--- BEGIN ---

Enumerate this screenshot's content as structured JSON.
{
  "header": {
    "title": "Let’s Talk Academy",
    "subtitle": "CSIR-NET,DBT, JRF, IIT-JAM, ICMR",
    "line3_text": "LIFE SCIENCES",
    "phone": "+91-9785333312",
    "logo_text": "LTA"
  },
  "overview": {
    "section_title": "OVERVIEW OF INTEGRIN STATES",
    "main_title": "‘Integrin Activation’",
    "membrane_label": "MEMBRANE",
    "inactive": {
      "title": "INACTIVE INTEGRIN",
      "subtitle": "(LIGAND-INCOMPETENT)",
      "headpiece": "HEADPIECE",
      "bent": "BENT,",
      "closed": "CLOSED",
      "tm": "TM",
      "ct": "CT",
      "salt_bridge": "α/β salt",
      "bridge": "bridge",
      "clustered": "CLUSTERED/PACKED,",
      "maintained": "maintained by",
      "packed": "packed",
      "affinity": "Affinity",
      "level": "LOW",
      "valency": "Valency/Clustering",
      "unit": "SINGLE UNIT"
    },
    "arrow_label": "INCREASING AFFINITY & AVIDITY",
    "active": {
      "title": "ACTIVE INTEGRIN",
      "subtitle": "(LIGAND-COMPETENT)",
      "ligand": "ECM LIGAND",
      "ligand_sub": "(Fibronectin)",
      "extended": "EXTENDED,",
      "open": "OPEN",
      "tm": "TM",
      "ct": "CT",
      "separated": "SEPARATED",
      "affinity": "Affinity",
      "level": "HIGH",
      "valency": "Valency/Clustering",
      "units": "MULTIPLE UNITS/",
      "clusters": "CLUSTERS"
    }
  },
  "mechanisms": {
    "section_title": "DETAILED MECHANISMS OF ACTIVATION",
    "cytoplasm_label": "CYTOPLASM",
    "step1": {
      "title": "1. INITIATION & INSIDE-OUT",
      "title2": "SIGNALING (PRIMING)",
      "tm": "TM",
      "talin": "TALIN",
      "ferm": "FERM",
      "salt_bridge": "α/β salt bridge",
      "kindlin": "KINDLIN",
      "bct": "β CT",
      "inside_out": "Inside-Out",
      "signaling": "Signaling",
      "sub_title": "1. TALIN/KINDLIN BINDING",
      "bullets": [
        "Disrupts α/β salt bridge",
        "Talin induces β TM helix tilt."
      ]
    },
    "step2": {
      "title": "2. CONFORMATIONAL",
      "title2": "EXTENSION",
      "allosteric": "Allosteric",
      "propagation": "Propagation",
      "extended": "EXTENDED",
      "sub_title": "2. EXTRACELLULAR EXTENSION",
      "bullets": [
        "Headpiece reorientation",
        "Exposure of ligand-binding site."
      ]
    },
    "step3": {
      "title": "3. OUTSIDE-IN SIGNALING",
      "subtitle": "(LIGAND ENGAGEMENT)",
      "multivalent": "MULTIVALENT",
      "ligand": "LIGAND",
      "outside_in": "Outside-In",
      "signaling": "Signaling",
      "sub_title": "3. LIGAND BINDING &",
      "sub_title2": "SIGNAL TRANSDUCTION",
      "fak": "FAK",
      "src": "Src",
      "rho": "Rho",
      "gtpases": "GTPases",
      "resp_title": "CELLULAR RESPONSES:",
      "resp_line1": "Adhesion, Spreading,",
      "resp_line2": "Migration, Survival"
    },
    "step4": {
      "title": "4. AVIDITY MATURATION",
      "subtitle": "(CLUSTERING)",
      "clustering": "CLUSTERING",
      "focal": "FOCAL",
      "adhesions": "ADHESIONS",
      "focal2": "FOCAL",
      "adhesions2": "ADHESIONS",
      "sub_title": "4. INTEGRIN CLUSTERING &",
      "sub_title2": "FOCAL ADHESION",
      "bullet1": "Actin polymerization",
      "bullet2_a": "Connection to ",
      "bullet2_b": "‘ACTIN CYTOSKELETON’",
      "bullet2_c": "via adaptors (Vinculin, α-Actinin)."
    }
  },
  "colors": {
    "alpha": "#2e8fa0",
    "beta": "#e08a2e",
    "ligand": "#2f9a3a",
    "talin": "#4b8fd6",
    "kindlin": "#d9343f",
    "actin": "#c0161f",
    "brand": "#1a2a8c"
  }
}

--- END ---

* _Aim_
Identify every line holding the word "EXTENDED" and copy it out.

* _Exercise answer_
      "extended": "EXTENDED,",
      "extended": "EXTENDED",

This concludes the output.